Extracted records:
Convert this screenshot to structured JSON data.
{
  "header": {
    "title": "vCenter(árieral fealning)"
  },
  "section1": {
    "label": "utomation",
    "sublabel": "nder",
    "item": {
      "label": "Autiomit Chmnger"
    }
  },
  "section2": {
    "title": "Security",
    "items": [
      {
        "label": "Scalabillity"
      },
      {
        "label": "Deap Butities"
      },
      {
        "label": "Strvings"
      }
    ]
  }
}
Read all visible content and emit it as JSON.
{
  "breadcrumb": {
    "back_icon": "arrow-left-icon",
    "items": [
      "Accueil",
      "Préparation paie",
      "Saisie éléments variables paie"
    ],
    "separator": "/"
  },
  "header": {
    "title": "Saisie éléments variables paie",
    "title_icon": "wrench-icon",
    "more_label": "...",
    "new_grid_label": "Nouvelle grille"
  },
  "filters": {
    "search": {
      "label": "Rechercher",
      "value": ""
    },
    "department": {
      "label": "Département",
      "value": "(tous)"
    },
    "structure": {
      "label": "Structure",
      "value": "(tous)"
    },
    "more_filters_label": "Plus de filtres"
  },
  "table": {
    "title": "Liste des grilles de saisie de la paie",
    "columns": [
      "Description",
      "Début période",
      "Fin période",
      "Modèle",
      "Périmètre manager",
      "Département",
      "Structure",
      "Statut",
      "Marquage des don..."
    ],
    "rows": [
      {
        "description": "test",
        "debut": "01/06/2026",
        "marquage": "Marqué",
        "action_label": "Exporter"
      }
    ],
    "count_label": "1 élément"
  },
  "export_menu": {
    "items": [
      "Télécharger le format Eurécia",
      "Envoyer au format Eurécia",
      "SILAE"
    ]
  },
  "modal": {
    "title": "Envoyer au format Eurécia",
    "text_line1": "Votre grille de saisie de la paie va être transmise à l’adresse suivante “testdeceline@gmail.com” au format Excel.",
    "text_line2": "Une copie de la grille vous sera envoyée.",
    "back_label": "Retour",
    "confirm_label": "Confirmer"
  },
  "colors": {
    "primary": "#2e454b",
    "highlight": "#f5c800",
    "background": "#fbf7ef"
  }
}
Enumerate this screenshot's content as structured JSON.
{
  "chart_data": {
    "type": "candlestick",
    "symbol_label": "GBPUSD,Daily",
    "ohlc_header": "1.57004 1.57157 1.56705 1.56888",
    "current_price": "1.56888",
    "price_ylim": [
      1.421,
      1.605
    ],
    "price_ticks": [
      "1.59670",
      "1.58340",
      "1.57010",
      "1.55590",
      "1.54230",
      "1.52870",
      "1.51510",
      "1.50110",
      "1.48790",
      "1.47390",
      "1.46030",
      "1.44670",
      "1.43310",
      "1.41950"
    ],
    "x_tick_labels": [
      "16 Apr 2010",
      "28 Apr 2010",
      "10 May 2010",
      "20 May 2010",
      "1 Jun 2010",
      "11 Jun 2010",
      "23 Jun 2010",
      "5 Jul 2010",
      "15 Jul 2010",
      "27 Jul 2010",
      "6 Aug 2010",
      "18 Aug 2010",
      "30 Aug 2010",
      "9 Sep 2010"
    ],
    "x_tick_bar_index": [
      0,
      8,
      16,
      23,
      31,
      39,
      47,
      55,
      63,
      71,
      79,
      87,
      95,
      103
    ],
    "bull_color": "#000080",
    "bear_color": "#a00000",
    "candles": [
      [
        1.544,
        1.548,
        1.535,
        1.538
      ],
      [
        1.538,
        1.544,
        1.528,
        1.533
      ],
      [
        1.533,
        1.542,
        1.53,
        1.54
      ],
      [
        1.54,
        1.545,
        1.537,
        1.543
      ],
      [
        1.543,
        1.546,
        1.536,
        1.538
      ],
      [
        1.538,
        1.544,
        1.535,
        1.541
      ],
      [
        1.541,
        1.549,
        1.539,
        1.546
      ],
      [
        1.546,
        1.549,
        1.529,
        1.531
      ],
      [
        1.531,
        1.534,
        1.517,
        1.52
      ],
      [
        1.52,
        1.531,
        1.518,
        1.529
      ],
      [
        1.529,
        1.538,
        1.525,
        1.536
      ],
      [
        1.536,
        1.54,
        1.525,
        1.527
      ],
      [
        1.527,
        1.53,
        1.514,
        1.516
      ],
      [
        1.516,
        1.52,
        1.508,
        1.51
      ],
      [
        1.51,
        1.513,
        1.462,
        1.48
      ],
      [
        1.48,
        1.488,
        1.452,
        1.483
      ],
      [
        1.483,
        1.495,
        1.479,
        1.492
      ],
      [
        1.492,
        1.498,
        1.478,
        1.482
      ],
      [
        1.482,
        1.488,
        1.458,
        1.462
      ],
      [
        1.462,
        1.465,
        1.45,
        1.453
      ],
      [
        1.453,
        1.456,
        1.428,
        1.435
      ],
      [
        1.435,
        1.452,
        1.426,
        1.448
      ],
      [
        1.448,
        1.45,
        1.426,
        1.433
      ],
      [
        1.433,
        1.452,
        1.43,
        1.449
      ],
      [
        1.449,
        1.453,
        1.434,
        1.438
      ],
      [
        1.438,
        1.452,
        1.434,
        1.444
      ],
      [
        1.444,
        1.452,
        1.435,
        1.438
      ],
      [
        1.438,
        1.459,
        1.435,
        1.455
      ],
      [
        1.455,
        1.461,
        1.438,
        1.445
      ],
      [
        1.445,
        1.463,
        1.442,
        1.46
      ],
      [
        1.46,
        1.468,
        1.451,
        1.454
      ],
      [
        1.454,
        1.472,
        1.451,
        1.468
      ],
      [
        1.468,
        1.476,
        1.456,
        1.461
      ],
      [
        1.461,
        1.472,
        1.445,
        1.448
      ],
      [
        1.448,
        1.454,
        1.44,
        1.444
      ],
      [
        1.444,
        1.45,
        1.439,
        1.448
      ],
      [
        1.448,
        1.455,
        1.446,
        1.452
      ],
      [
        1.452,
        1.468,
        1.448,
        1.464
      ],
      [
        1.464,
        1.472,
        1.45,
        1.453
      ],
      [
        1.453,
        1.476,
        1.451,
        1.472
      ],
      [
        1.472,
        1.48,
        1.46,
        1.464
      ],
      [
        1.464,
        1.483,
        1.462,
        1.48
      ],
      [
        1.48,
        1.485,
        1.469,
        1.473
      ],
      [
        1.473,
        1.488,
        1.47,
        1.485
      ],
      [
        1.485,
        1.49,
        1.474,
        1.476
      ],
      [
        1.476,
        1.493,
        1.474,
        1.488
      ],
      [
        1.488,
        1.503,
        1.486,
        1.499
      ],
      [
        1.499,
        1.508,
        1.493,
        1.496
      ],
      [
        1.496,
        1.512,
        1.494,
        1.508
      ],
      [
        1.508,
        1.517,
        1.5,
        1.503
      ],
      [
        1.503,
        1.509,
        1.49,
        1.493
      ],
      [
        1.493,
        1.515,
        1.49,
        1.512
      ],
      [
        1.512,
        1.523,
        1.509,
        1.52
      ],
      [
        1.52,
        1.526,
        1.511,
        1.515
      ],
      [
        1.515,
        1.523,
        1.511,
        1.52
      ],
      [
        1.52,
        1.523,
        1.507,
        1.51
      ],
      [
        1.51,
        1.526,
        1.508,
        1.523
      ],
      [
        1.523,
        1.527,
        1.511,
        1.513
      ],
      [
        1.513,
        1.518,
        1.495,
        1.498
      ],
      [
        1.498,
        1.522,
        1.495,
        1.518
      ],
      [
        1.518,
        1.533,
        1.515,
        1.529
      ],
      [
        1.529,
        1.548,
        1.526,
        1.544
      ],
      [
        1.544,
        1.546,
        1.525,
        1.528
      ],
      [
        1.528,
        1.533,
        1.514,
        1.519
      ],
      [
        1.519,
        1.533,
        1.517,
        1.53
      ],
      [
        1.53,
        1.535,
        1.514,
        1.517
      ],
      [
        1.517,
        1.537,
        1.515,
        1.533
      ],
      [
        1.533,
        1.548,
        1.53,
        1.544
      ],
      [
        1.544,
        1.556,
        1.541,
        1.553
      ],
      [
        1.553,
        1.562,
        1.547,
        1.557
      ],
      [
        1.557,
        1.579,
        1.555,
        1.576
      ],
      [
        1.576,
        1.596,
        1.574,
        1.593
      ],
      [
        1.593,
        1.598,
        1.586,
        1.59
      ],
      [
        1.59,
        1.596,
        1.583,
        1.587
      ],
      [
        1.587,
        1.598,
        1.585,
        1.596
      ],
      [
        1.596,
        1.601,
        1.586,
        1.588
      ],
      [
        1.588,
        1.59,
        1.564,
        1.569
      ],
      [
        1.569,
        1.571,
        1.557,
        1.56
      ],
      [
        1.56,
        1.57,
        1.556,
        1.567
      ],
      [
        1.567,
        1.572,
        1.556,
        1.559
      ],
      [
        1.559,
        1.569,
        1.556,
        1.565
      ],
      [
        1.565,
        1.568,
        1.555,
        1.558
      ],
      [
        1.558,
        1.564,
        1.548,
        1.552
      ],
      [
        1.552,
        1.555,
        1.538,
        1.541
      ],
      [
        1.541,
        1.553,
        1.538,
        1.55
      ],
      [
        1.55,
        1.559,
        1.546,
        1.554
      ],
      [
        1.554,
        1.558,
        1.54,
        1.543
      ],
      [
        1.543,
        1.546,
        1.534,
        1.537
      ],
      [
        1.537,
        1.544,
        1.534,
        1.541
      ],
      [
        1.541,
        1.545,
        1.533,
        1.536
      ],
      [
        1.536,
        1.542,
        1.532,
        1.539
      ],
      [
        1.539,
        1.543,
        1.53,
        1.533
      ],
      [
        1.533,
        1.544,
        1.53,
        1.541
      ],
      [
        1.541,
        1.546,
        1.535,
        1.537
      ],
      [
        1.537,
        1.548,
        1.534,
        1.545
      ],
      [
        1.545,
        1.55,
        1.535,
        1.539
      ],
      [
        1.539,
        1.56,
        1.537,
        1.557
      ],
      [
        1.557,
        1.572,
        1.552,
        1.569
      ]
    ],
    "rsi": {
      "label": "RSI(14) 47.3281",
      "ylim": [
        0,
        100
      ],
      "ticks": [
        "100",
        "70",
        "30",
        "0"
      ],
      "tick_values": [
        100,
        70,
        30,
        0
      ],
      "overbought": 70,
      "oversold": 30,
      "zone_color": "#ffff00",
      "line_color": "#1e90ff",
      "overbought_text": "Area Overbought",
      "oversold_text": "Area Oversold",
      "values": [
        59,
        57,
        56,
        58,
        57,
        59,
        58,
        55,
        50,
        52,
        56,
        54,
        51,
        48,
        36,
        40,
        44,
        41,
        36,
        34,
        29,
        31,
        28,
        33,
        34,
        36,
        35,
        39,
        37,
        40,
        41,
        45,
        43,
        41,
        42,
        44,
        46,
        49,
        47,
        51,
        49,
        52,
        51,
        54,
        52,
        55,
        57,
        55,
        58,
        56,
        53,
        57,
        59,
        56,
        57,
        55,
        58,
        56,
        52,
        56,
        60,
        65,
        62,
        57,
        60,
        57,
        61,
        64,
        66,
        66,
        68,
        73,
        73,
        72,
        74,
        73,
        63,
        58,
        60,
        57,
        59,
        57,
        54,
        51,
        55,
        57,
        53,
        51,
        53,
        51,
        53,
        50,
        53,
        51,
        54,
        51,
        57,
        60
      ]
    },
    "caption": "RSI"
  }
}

Written request:
Extract every line above containing the word "format".

Output for this task:
      "Télécharger le format Eurécia",
      "Envoyer au format Eurécia",
    "title": "Envoyer au format Eurécia",
    "text_line1": "Votre grille de saisie de la paie va être transmise à l’adresse suivante “testdeceline@gmail.com” au format Excel.",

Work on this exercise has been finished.